So I agreed and read the declaration from the spammer’s “expert witness.” After reading it, it outraged me so much that I asked Joel and his lawyer if I could send it to my press list, just as an example of what people try to get away with in court.
At first, when Joel told me that the “expert witness” Larry Johnson said in his declaration that the only way to determine the source of the e-mails was to get a mirror of Joel’s hard drive, I gave Johnson the benefit of the doubt and figured, maybe he thought these were e-mails downloaded in a normal e-mail client like Eudora, not mails stored in a Yahoo! or Hotmail account. (Even in that case, Johnson’s statement still would have been wrong - you would just need copies of the e-mails with full headers, not the whole hard drive. And Joel had already expressed willingness to send the spammer copies of all the messages, with full headers, that he was suing over, so there was nothing else the spammer needed anyway.) Then I read Johnson’s declaration and it says that he examined at least one of the spams, so he knew they were being sent to Web-based accounts, and he referred specifically to the messages being stored on, “in this case, MSN or Yahoo! email servers.”
So, the spammer’s “expert witness” knew that the e-mails were stored in Yahoo! and Hotmail accounts, and still wrote in his declaration:
“The only way to reliably know what the emails in this case actually look like and what information they in fact contain is to view them in the computer environment in which they were generated or received, and the most cost-efficient and comprehensive way to do that is to make an easily obtained and non-destructive ‘mirror image’ or clone copy of the computer storage media on which the purported emails allegedly reside (e.g. hard drives, CDs, DVDs, floppy disks, etc.).”

Task description: From the account of the spammer's expert witness declaration, reproduce the stretch from "So I agreed" through "with in court.". The rows play no part in what comes next.

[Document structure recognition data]
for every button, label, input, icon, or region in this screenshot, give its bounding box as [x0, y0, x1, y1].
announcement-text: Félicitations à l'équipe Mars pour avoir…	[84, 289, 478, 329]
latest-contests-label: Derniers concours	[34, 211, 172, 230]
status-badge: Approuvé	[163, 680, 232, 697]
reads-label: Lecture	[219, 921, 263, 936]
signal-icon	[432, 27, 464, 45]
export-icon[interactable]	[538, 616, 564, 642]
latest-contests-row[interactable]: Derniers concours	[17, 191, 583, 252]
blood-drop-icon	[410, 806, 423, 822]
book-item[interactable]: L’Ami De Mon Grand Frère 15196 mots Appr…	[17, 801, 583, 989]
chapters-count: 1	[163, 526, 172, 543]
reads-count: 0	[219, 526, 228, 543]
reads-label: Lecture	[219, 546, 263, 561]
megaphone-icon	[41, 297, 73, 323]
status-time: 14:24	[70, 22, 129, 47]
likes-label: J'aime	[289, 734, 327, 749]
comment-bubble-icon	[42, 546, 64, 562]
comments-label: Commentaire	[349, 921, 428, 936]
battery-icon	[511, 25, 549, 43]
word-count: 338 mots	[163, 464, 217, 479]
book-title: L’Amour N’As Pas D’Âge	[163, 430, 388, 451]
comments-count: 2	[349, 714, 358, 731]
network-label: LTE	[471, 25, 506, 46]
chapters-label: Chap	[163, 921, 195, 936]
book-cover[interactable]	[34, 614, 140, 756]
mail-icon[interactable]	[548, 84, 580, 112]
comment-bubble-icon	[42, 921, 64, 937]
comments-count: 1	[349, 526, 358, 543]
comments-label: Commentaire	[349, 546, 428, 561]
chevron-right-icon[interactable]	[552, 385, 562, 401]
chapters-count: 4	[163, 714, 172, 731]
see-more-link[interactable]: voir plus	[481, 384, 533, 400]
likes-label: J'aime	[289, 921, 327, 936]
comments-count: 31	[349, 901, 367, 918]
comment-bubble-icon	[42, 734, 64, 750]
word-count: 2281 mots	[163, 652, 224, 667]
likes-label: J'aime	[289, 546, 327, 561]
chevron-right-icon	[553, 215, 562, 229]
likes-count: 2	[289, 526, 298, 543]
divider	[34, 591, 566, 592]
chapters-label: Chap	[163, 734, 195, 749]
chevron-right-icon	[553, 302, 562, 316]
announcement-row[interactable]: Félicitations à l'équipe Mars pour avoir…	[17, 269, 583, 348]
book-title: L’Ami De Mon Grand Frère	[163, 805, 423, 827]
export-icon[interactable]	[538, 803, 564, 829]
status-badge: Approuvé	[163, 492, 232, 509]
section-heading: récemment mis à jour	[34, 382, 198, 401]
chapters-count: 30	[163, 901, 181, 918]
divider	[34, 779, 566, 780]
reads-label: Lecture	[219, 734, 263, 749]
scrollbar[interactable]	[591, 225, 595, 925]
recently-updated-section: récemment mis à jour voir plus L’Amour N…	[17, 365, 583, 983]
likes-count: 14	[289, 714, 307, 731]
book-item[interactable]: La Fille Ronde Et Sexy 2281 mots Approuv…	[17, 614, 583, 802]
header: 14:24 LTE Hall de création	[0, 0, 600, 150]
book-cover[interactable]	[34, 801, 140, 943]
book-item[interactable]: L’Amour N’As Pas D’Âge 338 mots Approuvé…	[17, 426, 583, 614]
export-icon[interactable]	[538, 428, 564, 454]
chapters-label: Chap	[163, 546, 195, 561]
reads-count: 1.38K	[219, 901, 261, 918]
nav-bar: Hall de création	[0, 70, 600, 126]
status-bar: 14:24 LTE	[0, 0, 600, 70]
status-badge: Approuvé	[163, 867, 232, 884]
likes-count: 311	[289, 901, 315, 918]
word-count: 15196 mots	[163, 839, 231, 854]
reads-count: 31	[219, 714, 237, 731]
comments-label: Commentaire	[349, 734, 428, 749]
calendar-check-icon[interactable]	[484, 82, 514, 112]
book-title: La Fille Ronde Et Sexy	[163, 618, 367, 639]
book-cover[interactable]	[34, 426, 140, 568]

Completed task:
So I agreed and read the declaration from the spammer’s “expert witness.” After reading it, it outraged me so much that I asked Joel and his lawyer if I could send it to my press list, just as an example of what people try to get away with in court.